» **Task instructions**: Copy out each line exactly; pictures stay out of the copy.

--- begin Material for the task ---

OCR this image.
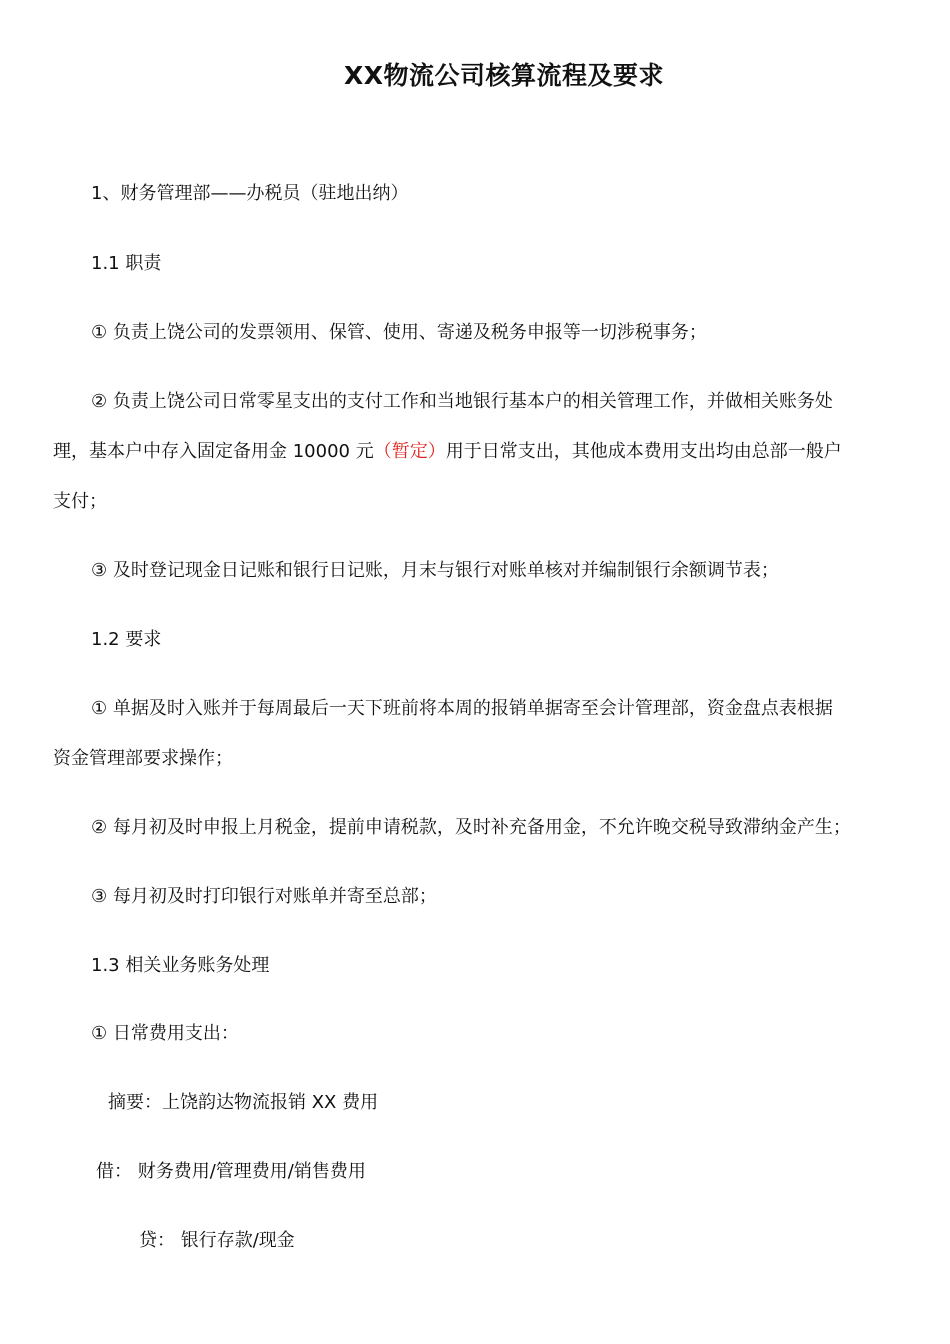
XX物流公司核算流程及要求
1、财务管理部——办税员（驻地出纳）
1.1 职责
① 负责上饶公司的发票领用、保管、使用、寄递及税务申报等一切涉税事务；
② 负责上饶公司日常零星支出的支付工作和当地银行基本户的相关管理工作，并做相关账务处
理，基本户中存入固定备用金 10000 元（暂定）用于日常支出，其他成本费用支出均由总部一般户
支付；
③ 及时登记现金日记账和银行日记账，月末与银行对账单核对并编制银行余额调节表；
1.2 要求
① 单据及时入账并于每周最后一天下班前将本周的报销单据寄至会计管理部，资金盘点表根据
资金管理部要求操作；
② 每月初及时申报上月税金，提前申请税款，及时补充备用金，不允许晚交税导致滞纳金产生；
③ 每月初及时打印银行对账单并寄至总部；
1.3 相关业务账务处理
① 日常费用支出：
摘要：上饶韵达物流报销 XX 费用
借： 财务费用/管理费用/销售费用
贷： 银行存款/现金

--- end Material for the task ---

» **Written response**:
OCR this image.
XX物流公司核算流程及要求
1、财务管理部——办税员（驻地出纳）
1.1 职责
① 负责上饶公司的发票领用、保管、使用、寄递及税务申报等一切涉税事务；
② 负责上饶公司日常零星支出的支付工作和当地银行基本户的相关管理工作，并做相关账务处
理，基本户中存入固定备用金 10000 元（暂定）用于日常支出，其他成本费用支出均由总部一般户
支付；
③ 及时登记现金日记账和银行日记账，月末与银行对账单核对并编制银行余额调节表；
1.2 要求
① 单据及时入账并于每周最后一天下班前将本周的报销单据寄至会计管理部，资金盘点表根据
资金管理部要求操作；
② 每月初及时申报上月税金，提前申请税款，及时补充备用金，不允许晚交税导致滞纳金产生；
③ 每月初及时打印银行对账单并寄至总部；
1.3 相关业务账务处理
① 日常费用支出：
摘要：上饶韵达物流报销 XX 费用
借： 财务费用/管理费用/销售费用
贷： 银行存款/现金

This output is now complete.